**Data in this exercise:**
----------

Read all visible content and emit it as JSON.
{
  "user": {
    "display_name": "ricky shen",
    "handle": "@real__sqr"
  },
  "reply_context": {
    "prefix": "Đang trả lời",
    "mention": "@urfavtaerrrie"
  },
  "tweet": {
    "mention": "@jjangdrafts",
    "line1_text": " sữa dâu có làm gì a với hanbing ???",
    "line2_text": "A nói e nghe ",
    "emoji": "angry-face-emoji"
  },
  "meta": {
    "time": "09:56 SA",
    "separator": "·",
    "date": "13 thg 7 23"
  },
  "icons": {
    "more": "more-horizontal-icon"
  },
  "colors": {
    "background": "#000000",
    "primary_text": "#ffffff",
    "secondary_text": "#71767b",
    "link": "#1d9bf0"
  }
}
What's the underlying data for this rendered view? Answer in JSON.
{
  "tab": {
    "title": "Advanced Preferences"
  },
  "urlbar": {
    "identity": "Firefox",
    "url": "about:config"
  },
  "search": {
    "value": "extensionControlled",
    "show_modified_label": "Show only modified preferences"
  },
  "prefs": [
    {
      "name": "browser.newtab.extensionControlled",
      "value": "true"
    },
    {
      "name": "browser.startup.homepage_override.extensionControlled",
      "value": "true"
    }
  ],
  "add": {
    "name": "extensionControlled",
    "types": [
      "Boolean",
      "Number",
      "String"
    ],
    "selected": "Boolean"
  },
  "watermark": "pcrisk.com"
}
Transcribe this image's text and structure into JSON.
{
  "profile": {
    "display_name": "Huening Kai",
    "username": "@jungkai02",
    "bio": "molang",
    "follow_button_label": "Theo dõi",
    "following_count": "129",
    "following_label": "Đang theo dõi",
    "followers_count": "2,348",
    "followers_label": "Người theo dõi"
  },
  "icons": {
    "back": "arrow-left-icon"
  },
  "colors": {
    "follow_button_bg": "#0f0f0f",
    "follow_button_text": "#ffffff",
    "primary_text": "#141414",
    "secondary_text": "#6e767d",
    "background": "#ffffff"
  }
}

----------

**Given task:** Set all of the entries down again, exactly as they were given.

**Answer below:**
Read all visible content and emit it as JSON.
{
  "user": {
    "display_name": "ricky shen",
    "handle": "@real__sqr"
  },
  "reply_context": {
    "prefix": "Đang trả lời",
    "mention": "@urfavtaerrrie"
  },
  "tweet": {
    "mention": "@jjangdrafts",
    "line1_text": " sữa dâu có làm gì a với hanbing ???",
    "line2_text": "A nói e nghe ",
    "emoji": "angry-face-emoji"
  },
  "meta": {
    "time": "09:56 SA",
    "separator": "·",
    "date": "13 thg 7 23"
  },
  "icons": {
    "more": "more-horizontal-icon"
  },
  "colors": {
    "background": "#000000",
    "primary_text": "#ffffff",
    "secondary_text": "#71767b",
    "link": "#1d9bf0"
  }
}
What's the underlying data for this rendered view? Answer in JSON.
{
  "tab": {
    "title": "Advanced Preferences"
  },
  "urlbar": {
    "identity": "Firefox",
    "url": "about:config"
  },
  "search": {
    "value": "extensionControlled",
    "show_modified_label": "Show only modified preferences"
  },
  "prefs": [
    {
      "name": "browser.newtab.extensionControlled",
      "value": "true"
    },
    {
      "name": "browser.startup.homepage_override.extensionControlled",
      "value": "true"
    }
  ],
  "add": {
    "name": "extensionControlled",
    "types": [
      "Boolean",
      "Number",
      "String"
    ],
    "selected": "Boolean"
  },
  "watermark": "pcrisk.com"
}
Transcribe this image's text and structure into JSON.
{
  "profile": {
    "display_name": "Huening Kai",
    "username": "@jungkai02",
    "bio": "molang",
    "follow_button_label": "Theo dõi",
    "following_count": "129",
    "following_label": "Đang theo dõi",
    "followers_count": "2,348",
    "followers_label": "Người theo dõi"
  },
  "icons": {
    "back": "arrow-left-icon"
  },
  "colors": {
    "follow_button_bg": "#0f0f0f",
    "follow_button_text": "#ffffff",
    "primary_text": "#141414",
    "secondary_text": "#6e767d",
    "background": "#ffffff"
  }
}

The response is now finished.